### [PROBLEM TO SOLVE]
Extract the records below word for word and ignore the images.

>> start MATERIAL FOR THIS EXERCISE

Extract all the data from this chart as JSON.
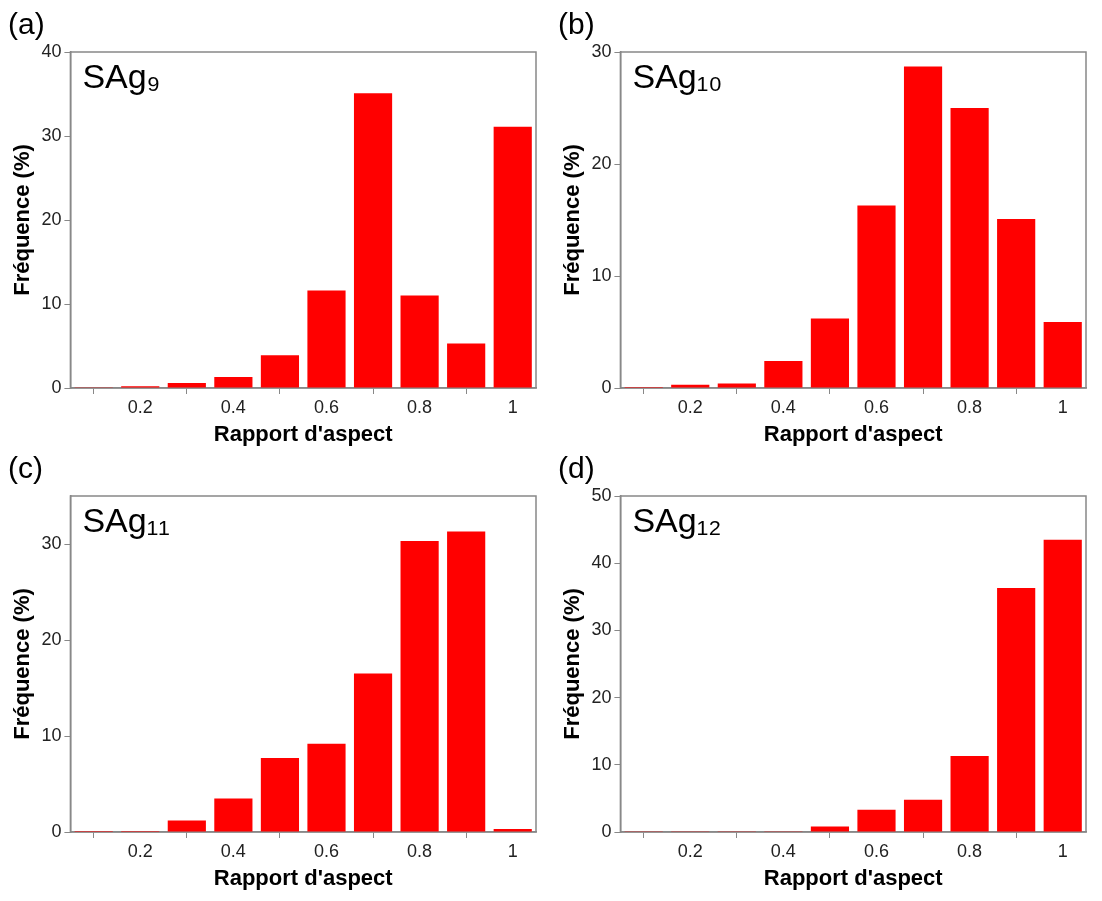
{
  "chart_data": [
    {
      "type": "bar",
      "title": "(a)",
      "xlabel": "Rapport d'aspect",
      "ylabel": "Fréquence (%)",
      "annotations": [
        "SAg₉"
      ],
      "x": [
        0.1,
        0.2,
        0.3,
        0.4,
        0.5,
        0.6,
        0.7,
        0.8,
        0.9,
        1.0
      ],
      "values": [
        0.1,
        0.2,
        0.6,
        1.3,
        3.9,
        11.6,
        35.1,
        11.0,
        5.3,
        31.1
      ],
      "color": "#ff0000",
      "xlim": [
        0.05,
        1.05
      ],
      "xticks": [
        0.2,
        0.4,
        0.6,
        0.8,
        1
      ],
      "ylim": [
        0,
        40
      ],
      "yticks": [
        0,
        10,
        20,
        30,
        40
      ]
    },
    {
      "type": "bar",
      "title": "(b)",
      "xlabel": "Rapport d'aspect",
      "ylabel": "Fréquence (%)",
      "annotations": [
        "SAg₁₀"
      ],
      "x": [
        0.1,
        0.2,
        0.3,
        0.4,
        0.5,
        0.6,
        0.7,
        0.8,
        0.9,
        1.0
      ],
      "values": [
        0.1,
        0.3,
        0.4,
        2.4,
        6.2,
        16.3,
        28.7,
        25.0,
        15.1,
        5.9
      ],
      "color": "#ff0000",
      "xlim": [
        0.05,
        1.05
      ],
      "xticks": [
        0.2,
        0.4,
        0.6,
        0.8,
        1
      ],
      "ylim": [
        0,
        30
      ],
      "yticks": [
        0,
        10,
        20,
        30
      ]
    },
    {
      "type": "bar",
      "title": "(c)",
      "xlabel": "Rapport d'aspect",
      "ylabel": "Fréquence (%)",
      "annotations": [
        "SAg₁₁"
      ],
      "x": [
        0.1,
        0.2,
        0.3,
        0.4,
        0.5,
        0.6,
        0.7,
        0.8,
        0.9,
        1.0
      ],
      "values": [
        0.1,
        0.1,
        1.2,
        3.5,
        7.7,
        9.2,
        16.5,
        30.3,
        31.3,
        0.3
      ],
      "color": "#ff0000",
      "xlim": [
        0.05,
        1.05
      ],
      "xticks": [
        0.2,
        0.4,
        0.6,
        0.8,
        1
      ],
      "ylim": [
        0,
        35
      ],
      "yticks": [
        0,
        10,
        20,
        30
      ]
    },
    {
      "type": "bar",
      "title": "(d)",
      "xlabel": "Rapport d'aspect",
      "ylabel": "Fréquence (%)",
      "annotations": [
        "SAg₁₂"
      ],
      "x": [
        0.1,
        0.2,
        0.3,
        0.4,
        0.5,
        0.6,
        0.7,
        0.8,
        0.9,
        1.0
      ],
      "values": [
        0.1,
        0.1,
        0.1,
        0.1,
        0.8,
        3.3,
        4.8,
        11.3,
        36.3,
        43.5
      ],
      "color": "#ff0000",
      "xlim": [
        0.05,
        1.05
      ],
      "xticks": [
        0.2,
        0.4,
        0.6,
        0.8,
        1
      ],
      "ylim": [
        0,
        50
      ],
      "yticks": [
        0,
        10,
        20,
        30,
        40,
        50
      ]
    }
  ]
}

>> end MATERIAL FOR THIS EXERCISE

### [REPLY TO THE EXERCISE]
Extract all the data from this chart as JSON.
{
  "chart_data": [
    {
      "type": "bar",
      "title": "(a)",
      "xlabel": "Rapport d'aspect",
      "ylabel": "Fréquence (%)",
      "annotations": [
        "SAg₉"
      ],
      "x": [
        0.1,
        0.2,
        0.3,
        0.4,
        0.5,
        0.6,
        0.7,
        0.8,
        0.9,
        1.0
      ],
      "values": [
        0.1,
        0.2,
        0.6,
        1.3,
        3.9,
        11.6,
        35.1,
        11.0,
        5.3,
        31.1
      ],
      "color": "#ff0000",
      "xlim": [
        0.05,
        1.05
      ],
      "xticks": [
        0.2,
        0.4,
        0.6,
        0.8,
        1
      ],
      "ylim": [
        0,
        40
      ],
      "yticks": [
        0,
        10,
        20,
        30,
        40
      ]
    },
    {
      "type": "bar",
      "title": "(b)",
      "xlabel": "Rapport d'aspect",
      "ylabel": "Fréquence (%)",
      "annotations": [
        "SAg₁₀"
      ],
      "x": [
        0.1,
        0.2,
        0.3,
        0.4,
        0.5,
        0.6,
        0.7,
        0.8,
        0.9,
        1.0
      ],
      "values": [
        0.1,
        0.3,
        0.4,
        2.4,
        6.2,
        16.3,
        28.7,
        25.0,
        15.1,
        5.9
      ],
      "color": "#ff0000",
      "xlim": [
        0.05,
        1.05
      ],
      "xticks": [
        0.2,
        0.4,
        0.6,
        0.8,
        1
      ],
      "ylim": [
        0,
        30
      ],
      "yticks": [
        0,
        10,
        20,
        30
      ]
    },
    {
      "type": "bar",
      "title": "(c)",
      "xlabel": "Rapport d'aspect",
      "ylabel": "Fréquence (%)",
      "annotations": [
        "SAg₁₁"
      ],
      "x": [
        0.1,
        0.2,
        0.3,
        0.4,
        0.5,
        0.6,
        0.7,
        0.8,
        0.9,
        1.0
      ],
      "values": [
        0.1,
        0.1,
        1.2,
        3.5,
        7.7,
        9.2,
        16.5,
        30.3,
        31.3,
        0.3
      ],
      "color": "#ff0000",
      "xlim": [
        0.05,
        1.05
      ],
      "xticks": [
        0.2,
        0.4,
        0.6,
        0.8,
        1
      ],
      "ylim": [
        0,
        35
      ],
      "yticks": [
        0,
        10,
        20,
        30
      ]
    },
    {
      "type": "bar",
      "title": "(d)",
      "xlabel": "Rapport d'aspect",
      "ylabel": "Fréquence (%)",
      "annotations": [
        "SAg₁₂"
      ],
      "x": [
        0.1,
        0.2,
        0.3,
        0.4,
        0.5,
        0.6,
        0.7,
        0.8,
        0.9,
        1.0
      ],
      "values": [
        0.1,
        0.1,
        0.1,
        0.1,
        0.8,
        3.3,
        4.8,
        11.3,
        36.3,
        43.5
      ],
      "color": "#ff0000",
      "xlim": [
        0.05,
        1.05
      ],
      "xticks": [
        0.2,
        0.4,
        0.6,
        0.8,
        1
      ],
      "ylim": [
        0,
        50
      ],
      "yticks": [
        0,
        10,
        20,
        30,
        40,
        50
      ]
    }
  ]
}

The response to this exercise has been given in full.